## Given exercise:
For every line in the data below that contains "frac", copy the line.

## Given entries:
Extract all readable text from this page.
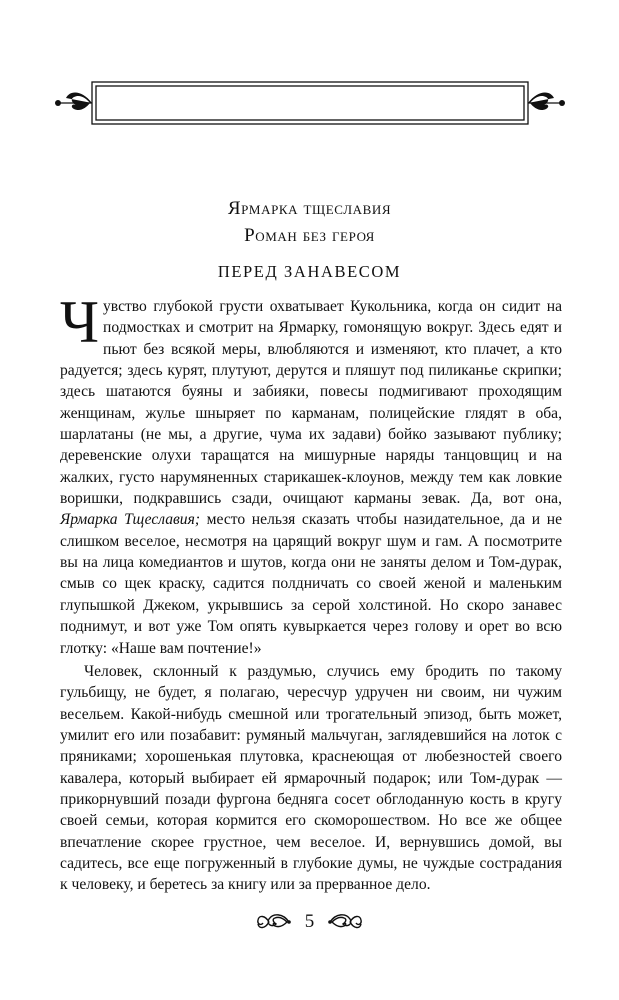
Ярмарка тщеславия
Роман без героя
ПЕРЕД ЗАНАВЕСОМ

Чувство глубокой грусти охватывает Кукольника, когда он сидит на подмостках и смотрит на Ярмарку, гомонящую вокруг. Здесь едят и пьют без всякой меры, влюбляются и изменяют, кто плачет, а кто радуется; здесь курят, плутуют, дерутся и пляшут под пиликанье скрипки; здесь шатаются буяны и забияки, повесы подмигивают проходящим женщинам, жулье шныряет по карманам, полицейские глядят в оба, шарлатаны (не мы, а другие, чума их задави) бойко зазывают публику; деревенские олухи таращатся на мишурные наряды танцовщиц и на жалких, густо нарумяненных старикашек-клоунов, между тем как ловкие воришки, подкравшись сзади, очищают карманы зевак. Да, вот она, Ярмарка Тщеславия; место нельзя сказать чтобы назидательное, да и не слишком веселое, несмотря на царящий вокруг шум и гам. А посмотрите вы на лица комедиантов и шутов, когда они не заняты делом и Том-дурак, смыв со щек краску, садится полдничать со своей женой и маленьким глупышкой Джеком, укрывшись за серой холстиной. Но скоро занавес поднимут, и вот уже Том опять кувыркается через голову и орет во всю глотку: «Наше вам почтение!»

Человек, склонный к раздумью, случись ему бродить по такому гульбищу, не будет, я полагаю, чересчур удручен ни своим, ни чужим весельем. Какой-нибудь смешной или трогательный эпизод, быть может, умилит его или позабавит: румяный мальчуган, заглядевшийся на лоток с пряниками; хорошенькая плутовка, краснеющая от любезностей своего кавалера, который выбирает ей ярмарочный подарок; или Том-дурак — прикорнувший позади фургона бедняга сосет обглоданную кость в кругу своей семьи, которая кормится его скоморошеством. Но все же общее впечатление скорее грустное, чем веселое. И, вернувшись домой, вы садитесь, все еще погруженный в глубокие думы, не чуждые сострадания к человеку, и беретесь за книгу или за прерванное дело.

5
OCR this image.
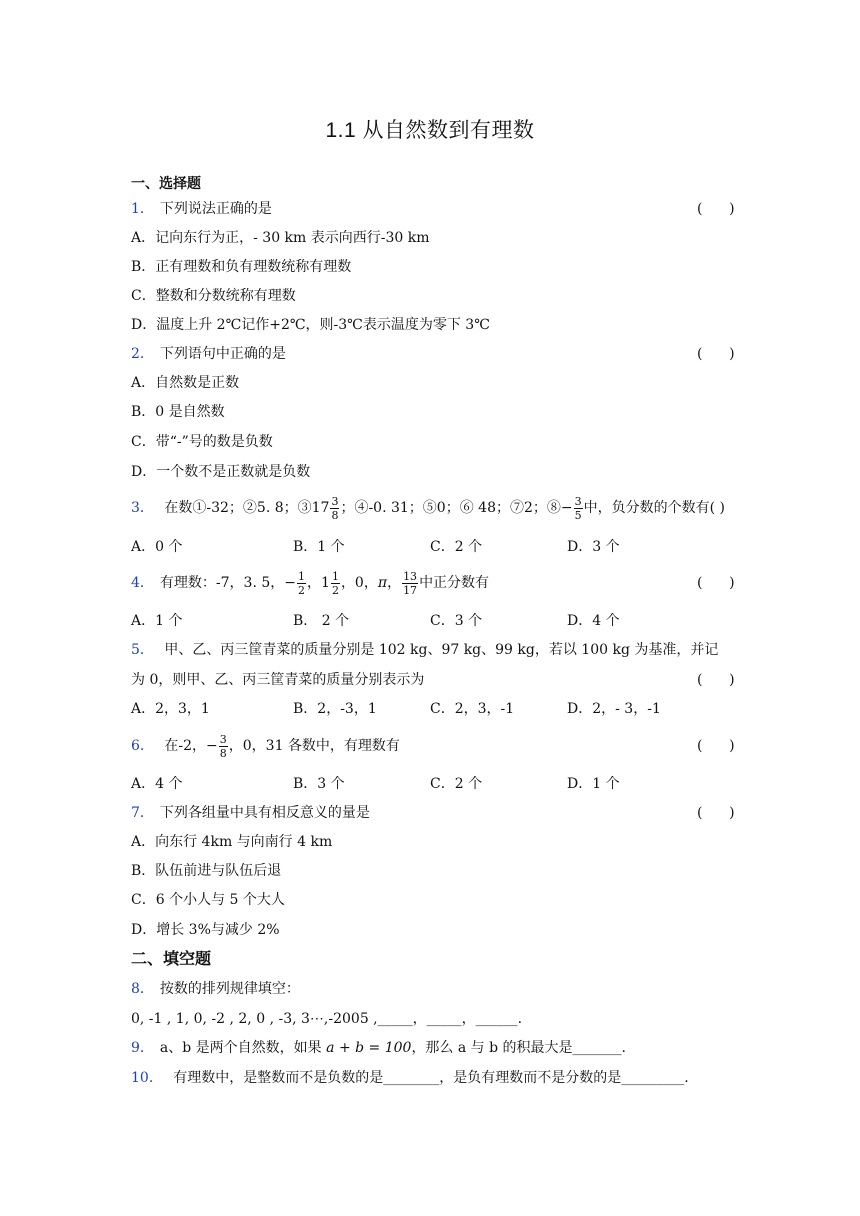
1.1 从自然数到有理数
一、选择题
1． 下列说法正确的是	(      )
A．记向东行为正，- 30 km 表示向西行-30 km
B．正有理数和负有理数统称有理数
C．整数和分数统称有理数
D．温度上升 2℃记作+2℃，则-3℃表示温度为零下 3℃
2． 下列语句中正确的是	(      )
A．自然数是正数
B．0 是自然数
C．带“-”号的数是负数
D．一个数不是正数就是负数
3． 在数①-32；②5. 8；③17 $\frac{3}{8}$ ；④-0. 31；⑤0；⑥ 48；⑦2；⑧− $\frac{3}{5}$ 中，负分数的个数有( )
A．0 个	B．1 个	C．2 个	D．3 个
4． 有理数：-7，3. 5，− $\frac{1}{2}$ ，$1 \frac{1}{2}$ ，0，π， $\frac{13}{17}$ 中正分数有	(      )
A．1 个	B． 2 个	C．3 个	D．4 个
5． 甲、乙、丙三筐青菜的质量分别是 102 kg、97 kg、99 kg，若以 100 kg 为基准，并记
为 0，则甲、乙、丙三筐青菜的质量分别表示为	(      )
A．2，3，1	B．2，-3，1	C．2，3，-1	D．2，- 3，-1
6． 在-2，− $\frac{3}{8}$ ，0，31 各数中，有理数有	(      )
A．4 个	B．3 个	C．2 个	D．1 个
7． 下列各组量中具有相反意义的量是	(      )
A．向东行 4km 与向南行 4 km
B．队伍前进与队伍后退
C．6 个小人与 5 个大人
D．增长 3%与减少 2%
二、填空题
8． 按数的排列规律填空：
0, -1 , 1, 0, -2 , 2, 0 , -3, 3⋯,-2005 ,_____，_____，______.
9． a、b 是两个自然数，如果 a + b = 100，那么 a 与 b 的积最大是_______.
10． 有理数中，是整数而不是负数的是________，是负有理数而不是分数的是_________.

## Written answer:
3． 在数①-32；②5. 8；③17 $\frac{3}{8}$ ；④-0. 31；⑤0；⑥ 48；⑦2；⑧− $\frac{3}{5}$ 中，负分数的个数有( )
4． 有理数：-7，3. 5，− $\frac{1}{2}$ ，$1 \frac{1}{2}$ ，0，π， $\frac{13}{17}$ 中正分数有	(      )
6． 在-2，− $\frac{3}{8}$ ，0，31 各数中，有理数有	(      )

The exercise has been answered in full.